Set each entry down verbatim, omitting images.

[Data excerpts]
----

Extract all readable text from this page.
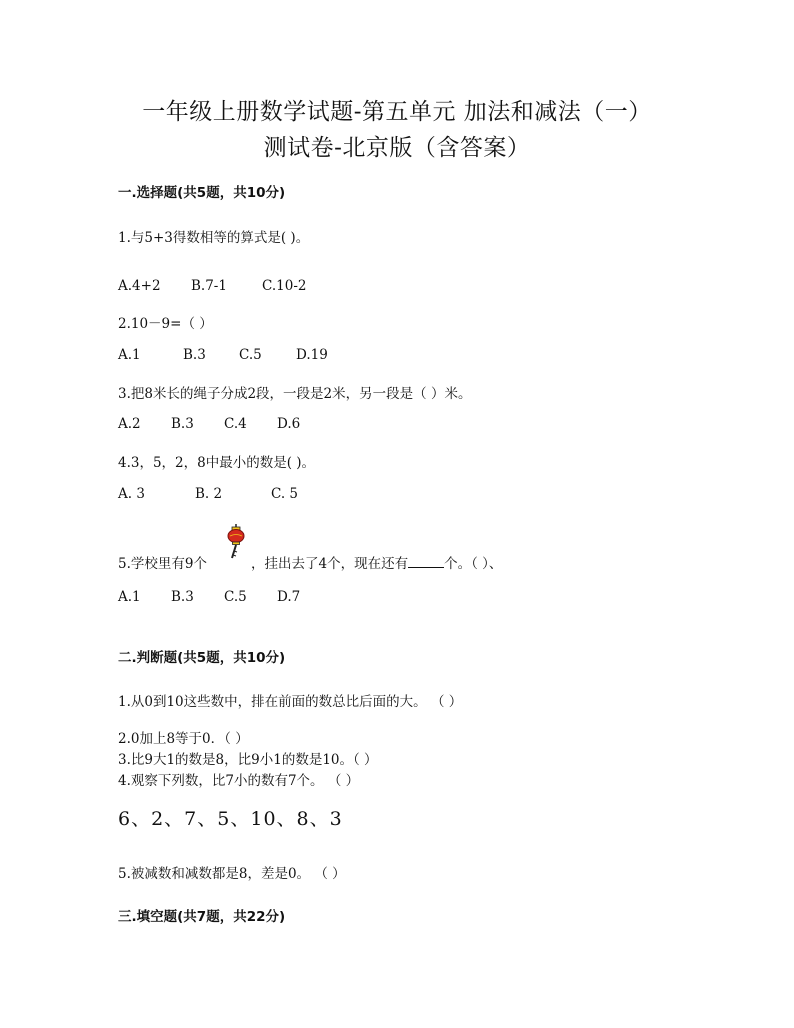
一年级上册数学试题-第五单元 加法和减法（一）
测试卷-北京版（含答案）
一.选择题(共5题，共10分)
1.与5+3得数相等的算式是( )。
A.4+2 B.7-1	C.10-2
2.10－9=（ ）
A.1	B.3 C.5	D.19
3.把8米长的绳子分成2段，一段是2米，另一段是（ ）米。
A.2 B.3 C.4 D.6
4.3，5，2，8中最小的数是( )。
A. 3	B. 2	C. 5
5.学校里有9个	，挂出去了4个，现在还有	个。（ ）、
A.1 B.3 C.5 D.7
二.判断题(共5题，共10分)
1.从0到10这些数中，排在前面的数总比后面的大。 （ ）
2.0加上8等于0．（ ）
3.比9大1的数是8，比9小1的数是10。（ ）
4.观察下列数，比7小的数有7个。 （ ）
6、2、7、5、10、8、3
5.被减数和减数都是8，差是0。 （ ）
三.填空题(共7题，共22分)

----

▸ **Worked solution**
Extract all readable text from this page.
一年级上册数学试题-第五单元 加法和减法（一）
测试卷-北京版（含答案）
一.选择题(共5题，共10分)
1.与5+3得数相等的算式是( )。
A.4+2 B.7-1	C.10-2
2.10－9=（ ）
A.1	B.3 C.5	D.19
3.把8米长的绳子分成2段，一段是2米，另一段是（ ）米。
A.2 B.3 C.4 D.6
4.3，5，2，8中最小的数是( )。
A. 3	B. 2	C. 5
5.学校里有9个	，挂出去了4个，现在还有	个。（ ）、
A.1 B.3 C.5 D.7
二.判断题(共5题，共10分)
1.从0到10这些数中，排在前面的数总比后面的大。 （ ）
2.0加上8等于0．（ ）
3.比9大1的数是8，比9小1的数是10。（ ）
4.观察下列数，比7小的数有7个。 （ ）
6、2、7、5、10、8、3
5.被减数和减数都是8，差是0。 （ ）
三.填空题(共7题，共22分)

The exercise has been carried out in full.